··· Items ···

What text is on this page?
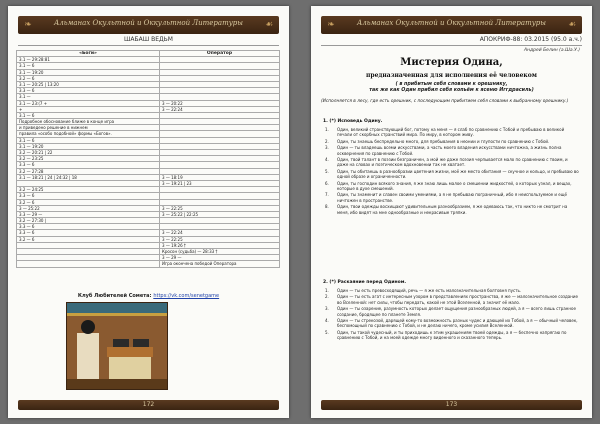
❧	Альманах Окультной и Оккультной Литературы	☙
ШАБАШ ВЕДЬМ
«Боги»	Оператор
3.1 — 29:28:81	
3.1 — 6	
3.1 — 19:20	
3.2 — 6	
3.1 — 20:25 | 13:20	
3.3 — 6	
3.1 —	
3.1 — 23:(7 +	3 — 20:22
+	3 — 22:24
3.1 — 6	
Подробное обоснование ближе в конце игра	
и приведено решение в нижнем	
правила «особо подобной» формы «Богов».	
3.1 — 6	
3.1 — 19:20	
3.2 — 20:21 | 22	
3.2 — 23:25	
3.3 — 6	
3.2 — 27:28	
3.1 — 18:21 | 24 | 24:32 | 18	3 — 18:19
	3 — 19:21 | 23
3.2 — 24:25	
3.3 — 6	
3.2 — 6	
3 — 25:22	3 — 22:25
3.3 — 29 —	3 — 25:22 | 22:25
3.2 — 27:30 |	
3.3 — 6	
3.3 — 6	3 — 22:24
3.2 — 6	3 — 22:25
	3 — 19:26 †
	Кросон (судьба) — 28:33 †
	3 — 29 —
	Игра окончена победой Оператора
Клуб Любителей Сомета: https://vk.com/senetgame
172
❧	Альманах Окультной и Оккультной Литературы	☙
АПОКРИФ-88: 03.2015 (95.0 а.ч.)
Андрей Белин (а.Ша.У.)
Мистерия Одина,
предназначенная для исполнения её человеком
( в прибитым себя словами к орешнику,
так же как Один прибил себя копьём к ясеню Иггдрасиль)
(Исполняется в лесу, где есть орешник, с последующим прибитием себя словами к выбранному орешнику.)
1. (*) Исповедь Одину.
1. Один, великий странствующий бог, потому на меня — я слаб по сравнению с Тобой и пребываю в великой печали от скорбных странствий мира. По миру, в котором живу.
2. Один, ты знаешь беспредельно много, для пребывания в неонии и глупости по сравнению с Тобой.
3. Один — ты владеешь всеми искусствами, а часть моего владения искусствами ничтожна, а жизнь полна осквернения по сравнению с Тобой.
4. Один, твой талант в поэзии безграничен, а мой же даже поэзия черпывается мало по сравнению с твоим, и даже на словах и поэтическом вдохновении так не хватает.
5. Один, ты обитаешь в разнообразии цветения жизни, моё же место обитания — скучное и кольцо, и пребываю во одной образе и ограниченности.
6. Один, ты господин всякого знания, я же знаю лишь малое о смешении жидкостей, о которых узнал, и вещах, которые в духе смешений.
7. Один, ты знаменит и славен своими умениями, а я не пребываю пограничный, ибо я неиспользуемое и ещё ничтожен в пространстве.
8. Один, твои одежды восхищают удивительным разнообразием, я же одеваюсь так, что никто не смотрит на меня, ибо видят на мне однообразные и некрасивые тряпки.
2. (*) Раскаяние перед Одином.
1. Один — ты есть превосходящий, речь — я же есть малозначительная болтовня пусть.
2. Один — ты есть агат с интересным узором в представлениях пространства, я же — малозначительное создание во Вселенной: нет силы, чтобы передать, какой не этой Вселенной, а значит её мало.
3. Один — ты озарение, разумность которых делает ощущения разнообразных людей, а я — всего лишь странное создание, бродящее по планете Земля.
4. Один — ты стрекозой, дарящей кому-то возможность разных чудес и дающей их Тобой, а я — обычный человек, беспомощный по сравнению с Тобой, и не делаю ничего, кроме усилия Вселенной.
5. Один, ты такой чудесный, и ты приходишь к этим украшениям твоей одежды, а я — беспечно напрягаю по сравнению с Тобой, и на моей одежде многу виденного и сказанного теперь.
173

···

- [Job]
Print the complete listing exactly as it stands, without its pictures.

- [Solution]
What text is on this page?
❧	Альманах Окультной и Оккультной Литературы	☙
ШАБАШ ВЕДЬМ
«Боги»	Оператор
3.1 — 29:28:81	
3.1 — 6	
3.1 — 19:20	
3.2 — 6	
3.1 — 20:25 | 13:20	
3.3 — 6	
3.1 —	
3.1 — 23:(7 +	3 — 20:22
+	3 — 22:24
3.1 — 6	
Подробное обоснование ближе в конце игра	
и приведено решение в нижнем	
правила «особо подобной» формы «Богов».	
3.1 — 6	
3.1 — 19:20	
3.2 — 20:21 | 22	
3.2 — 23:25	
3.3 — 6	
3.2 — 27:28	
3.1 — 18:21 | 24 | 24:32 | 18	3 — 18:19
	3 — 19:21 | 23
3.2 — 24:25	
3.3 — 6	
3.2 — 6	
3 — 25:22	3 — 22:25
3.3 — 29 —	3 — 25:22 | 22:25
3.2 — 27:30 |	
3.3 — 6	
3.3 — 6	3 — 22:24
3.2 — 6	3 — 22:25
	3 — 19:26 †
	Кросон (судьба) — 28:33 †
	3 — 29 —
	Игра окончена победой Оператора
Клуб Любителей Сомета: https://vk.com/senetgame
172
❧	Альманах Окультной и Оккультной Литературы	☙
АПОКРИФ-88: 03.2015 (95.0 а.ч.)
Андрей Белин (а.Ша.У.)
Мистерия Одина,
предназначенная для исполнения её человеком
( в прибитым себя словами к орешнику,
так же как Один прибил себя копьём к ясеню Иггдрасиль)
(Исполняется в лесу, где есть орешник, с последующим прибитием себя словами к выбранному орешнику.)
1. (*) Исповедь Одину.
1. Один, великий странствующий бог, потому на меня — я слаб по сравнению с Тобой и пребываю в великой печали от скорбных странствий мира. По миру, в котором живу.
2. Один, ты знаешь беспредельно много, для пребывания в неонии и глупости по сравнению с Тобой.
3. Один — ты владеешь всеми искусствами, а часть моего владения искусствами ничтожна, а жизнь полна осквернения по сравнению с Тобой.
4. Один, твой талант в поэзии безграничен, а мой же даже поэзия черпывается мало по сравнению с твоим, и даже на словах и поэтическом вдохновении так не хватает.
5. Один, ты обитаешь в разнообразии цветения жизни, моё же место обитания — скучное и кольцо, и пребываю во одной образе и ограниченности.
6. Один, ты господин всякого знания, я же знаю лишь малое о смешении жидкостей, о которых узнал, и вещах, которые в духе смешений.
7. Один, ты знаменит и славен своими умениями, а я не пребываю пограничный, ибо я неиспользуемое и ещё ничтожен в пространстве.
8. Один, твои одежды восхищают удивительным разнообразием, я же одеваюсь так, что никто не смотрит на меня, ибо видят на мне однообразные и некрасивые тряпки.
2. (*) Раскаяние перед Одином.
1. Один — ты есть превосходящий, речь — я же есть малозначительная болтовня пусть.
2. Один — ты есть агат с интересным узором в представлениях пространства, я же — малозначительное создание во Вселенной: нет силы, чтобы передать, какой не этой Вселенной, а значит её мало.
3. Один — ты озарение, разумность которых делает ощущения разнообразных людей, а я — всего лишь странное создание, бродящее по планете Земля.
4. Один — ты стрекозой, дарящей кому-то возможность разных чудес и дающей их Тобой, а я — обычный человек, беспомощный по сравнению с Тобой, и не делаю ничего, кроме усилия Вселенной.
5. Один, ты такой чудесный, и ты приходишь к этим украшениям твоей одежды, а я — беспечно напрягаю по сравнению с Тобой, и на моей одежде многу виденного и сказанного теперь.
173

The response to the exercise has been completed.